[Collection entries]
========================================================================

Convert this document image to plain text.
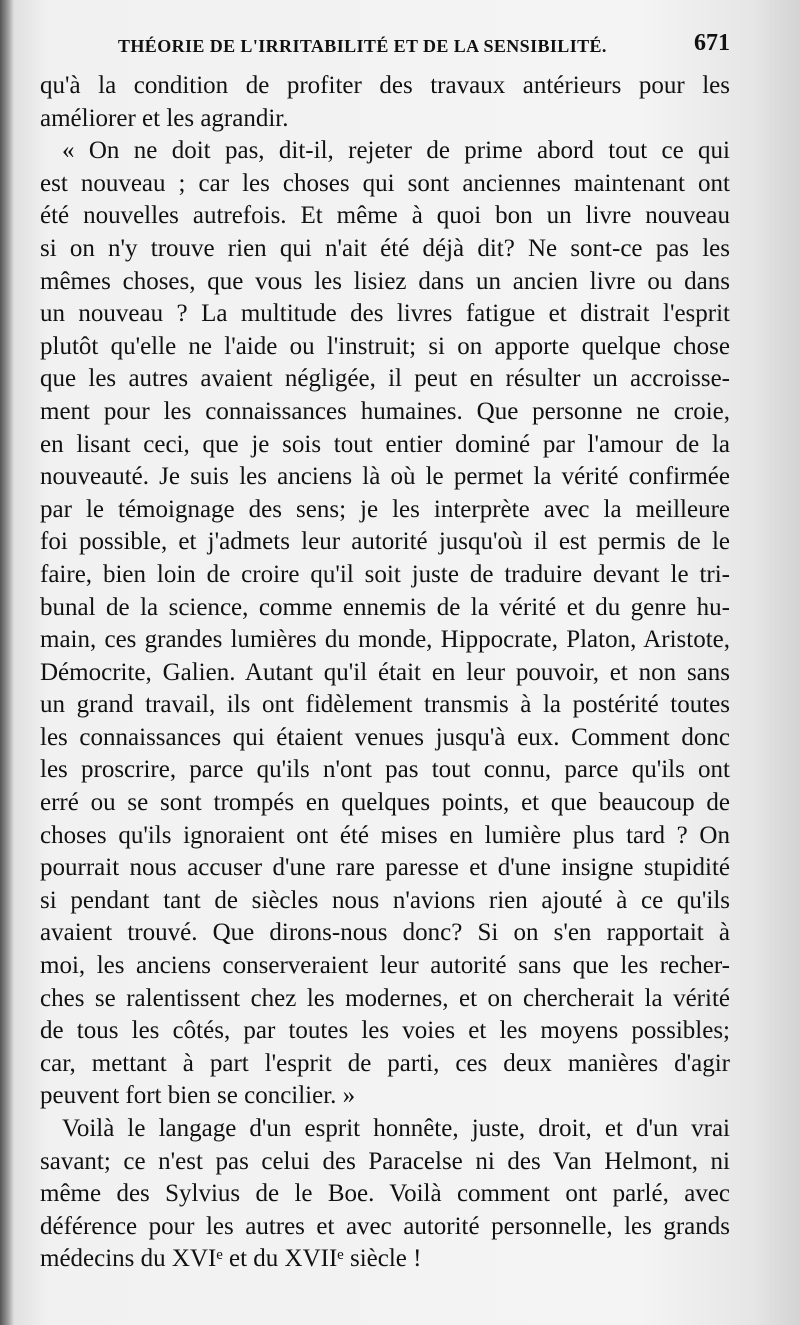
THÉORIE DE L'IRRITABILITÉ ET DE LA SENSIBILITÉ.	671
qu'à la condition de profiter des travaux antérieurs pour les
améliorer et les agrandir.
« On ne doit pas, dit-il, rejeter de prime abord tout ce qui
est nouveau ; car les choses qui sont anciennes maintenant ont
été nouvelles autrefois. Et même à quoi bon un livre nouveau
si on n'y trouve rien qui n'ait été déjà dit? Ne sont-ce pas les
mêmes choses, que vous les lisiez dans un ancien livre ou dans
un nouveau ? La multitude des livres fatigue et distrait l'esprit
plutôt qu'elle ne l'aide ou l'instruit; si on apporte quelque chose
que les autres avaient négligée, il peut en résulter un accroisse-
ment pour les connaissances humaines. Que personne ne croie,
en lisant ceci, que je sois tout entier dominé par l'amour de la
nouveauté. Je suis les anciens là où le permet la vérité confirmée
par le témoignage des sens; je les interprète avec la meilleure
foi possible, et j'admets leur autorité jusqu'où il est permis de le
faire, bien loin de croire qu'il soit juste de traduire devant le tri-
bunal de la science, comme ennemis de la vérité et du genre hu-
main, ces grandes lumières du monde, Hippocrate, Platon, Aristote,
Démocrite, Galien. Autant qu'il était en leur pouvoir, et non sans
un grand travail, ils ont fidèlement transmis à la postérité toutes
les connaissances qui étaient venues jusqu'à eux. Comment donc
les proscrire, parce qu'ils n'ont pas tout connu, parce qu'ils ont
erré ou se sont trompés en quelques points, et que beaucoup de
choses qu'ils ignoraient ont été mises en lumière plus tard ? On
pourrait nous accuser d'une rare paresse et d'une insigne stupidité
si pendant tant de siècles nous n'avions rien ajouté à ce qu'ils
avaient trouvé. Que dirons-nous donc? Si on s'en rapportait à
moi, les anciens conserveraient leur autorité sans que les recher-
ches se ralentissent chez les modernes, et on chercherait la vérité
de tous les côtés, par toutes les voies et les moyens possibles;
car, mettant à part l'esprit de parti, ces deux manières d'agir
peuvent fort bien se concilier. »
Voilà le langage d'un esprit honnête, juste, droit, et d'un vrai
savant; ce n'est pas celui des Paracelse ni des Van Helmont, ni
même des Sylvius de le Boe. Voilà comment ont parlé, avec
déférence pour les autres et avec autorité personnelle, les grands
médecins du XVIᵉ et du XVIIᵉ siècle !
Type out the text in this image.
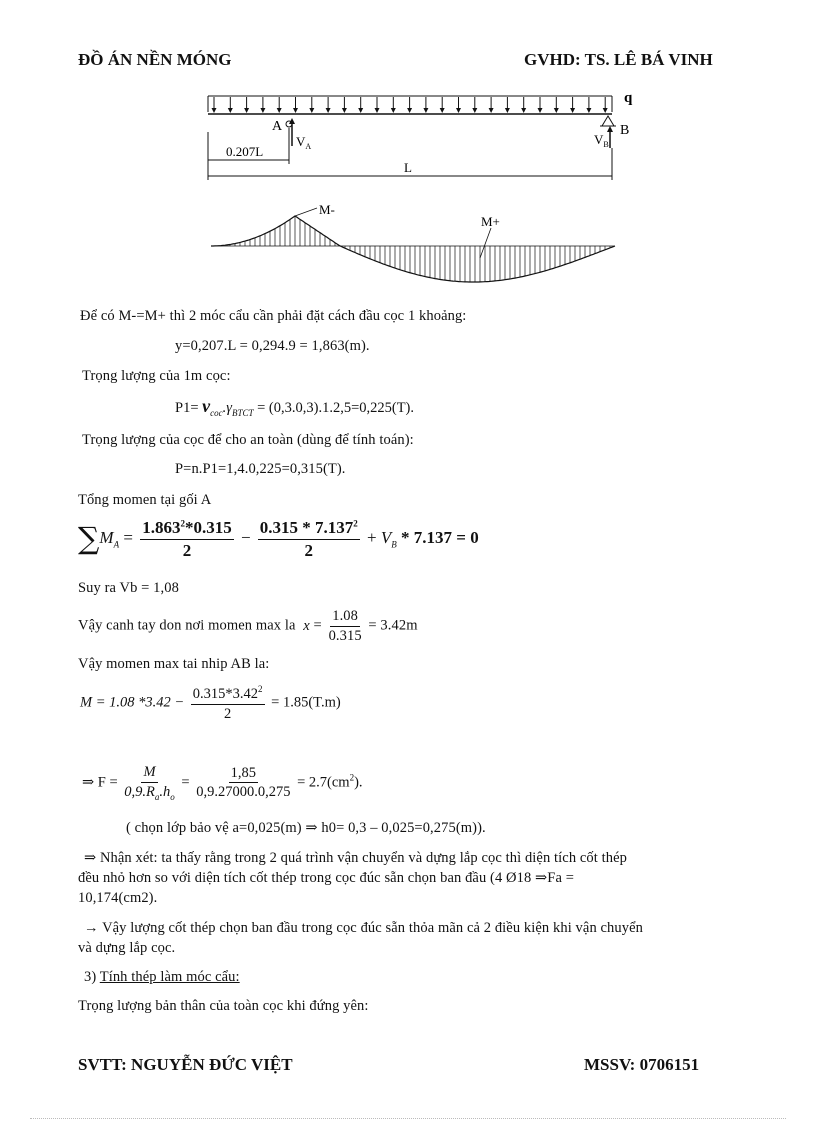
ĐỒ ÁN NỀN MÓNG	GVHD: TS. LÊ BÁ VINH
q
A	B
$V_A$	$V_B$
0.207L
L
M-
M+
Để có M-=M+ thì 2 móc cẩu cần phải đặt cách đầu cọc 1 khoảng:
y=0,207.L = 0,294.9 = 1,863(m).
Trọng lượng của 1m cọc:
$P1= v_{coc}.\gamma_{BTCT} = (0,3.0,3).1.2,5=0,225(T)$.
Trọng lượng của cọc để cho an toàn (dùng để tính toán):
P=n.P1=1,4.0,225=0,315(T).
Tổng momen tại gối A
$\sum M_A = \frac{1.863^2*0.315}{2} - \frac{0.315 * 7.137^2}{2} + V_B * 7.137 = 0$
Suy ra Vb = 1,08
Vậy canh tay don nơi momen max la $x = \frac{1.08}{0.315} = 3.42m$
Vậy momen max tai nhip AB la:
M = 1.08 $*3.42 - \frac{0.315*3.42^2}{2} = 1.85(T.m)$
⇒ $F = \frac{M}{0,9.R_a.h_o} = \frac{1,85}{0,9.27000.0,275} = 2.7(cm^2)$.
( chọn lớp bảo vệ a=0,025(m) ⇒ h0= 0,3 – 0,025=0,275(m)).
⇒ Nhận xét: ta thấy rằng trong 2 quá trình vận chuyển và dựng lắp cọc thì diện tích cốt thép
đều nhỏ hơn so với diện tích cốt thép trong cọc đúc sẵn chọn ban đầu (4 Ø18 ⇒Fa =
10,174(cm2).
→ Vậy lượng cốt thép chọn ban đầu trong cọc đúc sẵn thỏa mãn cả 2 điều kiện khi vận chuyển
và dựng lắp cọc.
3) Tính thép làm móc cẩu:
Trọng lượng bản thân của toàn cọc khi đứng yên:
SVTT: NGUYỄN ĐỨC VIỆT	MSSV: 0706151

========================================================================

### EXERCISE AIM
Lines containing the string "Voilà" are to be selected and copied.

### ANSWER TO THE EXERCISE
Voilà le langage d'un esprit honnête, juste, droit, et d'un vrai
même des Sylvius de le Boe. Voilà comment ont parlé, avec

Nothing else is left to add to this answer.